> [Recorded information]:
__________________________________________________
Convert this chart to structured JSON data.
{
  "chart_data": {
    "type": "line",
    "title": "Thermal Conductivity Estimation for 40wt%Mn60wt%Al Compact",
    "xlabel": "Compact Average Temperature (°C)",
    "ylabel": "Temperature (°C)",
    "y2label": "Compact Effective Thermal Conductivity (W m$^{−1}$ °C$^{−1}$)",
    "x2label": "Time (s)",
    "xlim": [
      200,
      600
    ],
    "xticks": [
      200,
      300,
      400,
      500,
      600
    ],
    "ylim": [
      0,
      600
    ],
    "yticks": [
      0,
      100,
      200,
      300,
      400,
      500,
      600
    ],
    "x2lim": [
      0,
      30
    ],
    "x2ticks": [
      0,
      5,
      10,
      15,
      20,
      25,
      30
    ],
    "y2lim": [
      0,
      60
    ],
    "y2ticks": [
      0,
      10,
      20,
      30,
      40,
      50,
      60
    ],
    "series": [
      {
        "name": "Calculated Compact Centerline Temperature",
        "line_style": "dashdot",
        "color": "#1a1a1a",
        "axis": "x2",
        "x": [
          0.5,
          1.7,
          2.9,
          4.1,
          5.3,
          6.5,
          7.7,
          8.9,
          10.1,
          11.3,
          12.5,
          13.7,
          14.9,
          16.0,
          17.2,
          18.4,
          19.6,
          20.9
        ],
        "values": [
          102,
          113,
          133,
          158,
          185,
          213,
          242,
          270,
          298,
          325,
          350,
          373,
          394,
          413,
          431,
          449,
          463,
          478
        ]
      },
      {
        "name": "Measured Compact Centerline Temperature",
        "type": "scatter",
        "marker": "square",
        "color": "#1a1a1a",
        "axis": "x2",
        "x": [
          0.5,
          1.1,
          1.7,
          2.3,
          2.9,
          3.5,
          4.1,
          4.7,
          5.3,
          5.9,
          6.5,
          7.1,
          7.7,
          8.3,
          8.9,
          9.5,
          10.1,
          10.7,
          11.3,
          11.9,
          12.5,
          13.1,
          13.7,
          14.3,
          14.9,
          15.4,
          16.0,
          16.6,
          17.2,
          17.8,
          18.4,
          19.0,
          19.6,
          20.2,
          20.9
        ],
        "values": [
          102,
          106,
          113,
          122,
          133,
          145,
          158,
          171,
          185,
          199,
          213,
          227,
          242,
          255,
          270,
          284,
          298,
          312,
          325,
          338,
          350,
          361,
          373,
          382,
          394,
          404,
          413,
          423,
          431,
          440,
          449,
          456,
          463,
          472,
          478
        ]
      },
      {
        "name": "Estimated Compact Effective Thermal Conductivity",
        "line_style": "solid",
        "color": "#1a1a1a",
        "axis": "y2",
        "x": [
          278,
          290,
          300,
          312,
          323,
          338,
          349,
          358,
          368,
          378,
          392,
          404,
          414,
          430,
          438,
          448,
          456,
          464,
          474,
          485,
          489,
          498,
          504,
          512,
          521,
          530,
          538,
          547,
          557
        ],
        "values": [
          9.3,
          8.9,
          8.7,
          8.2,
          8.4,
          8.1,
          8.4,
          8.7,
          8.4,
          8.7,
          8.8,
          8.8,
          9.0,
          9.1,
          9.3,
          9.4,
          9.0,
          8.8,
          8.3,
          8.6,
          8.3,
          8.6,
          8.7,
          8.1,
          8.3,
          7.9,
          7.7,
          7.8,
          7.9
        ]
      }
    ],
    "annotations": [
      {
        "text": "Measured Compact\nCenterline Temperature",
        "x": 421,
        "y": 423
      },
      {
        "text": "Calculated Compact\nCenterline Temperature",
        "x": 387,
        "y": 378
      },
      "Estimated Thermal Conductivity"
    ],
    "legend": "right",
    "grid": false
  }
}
__________________________________________________
Write only the number of lines in the data above that include "Conductivity".

4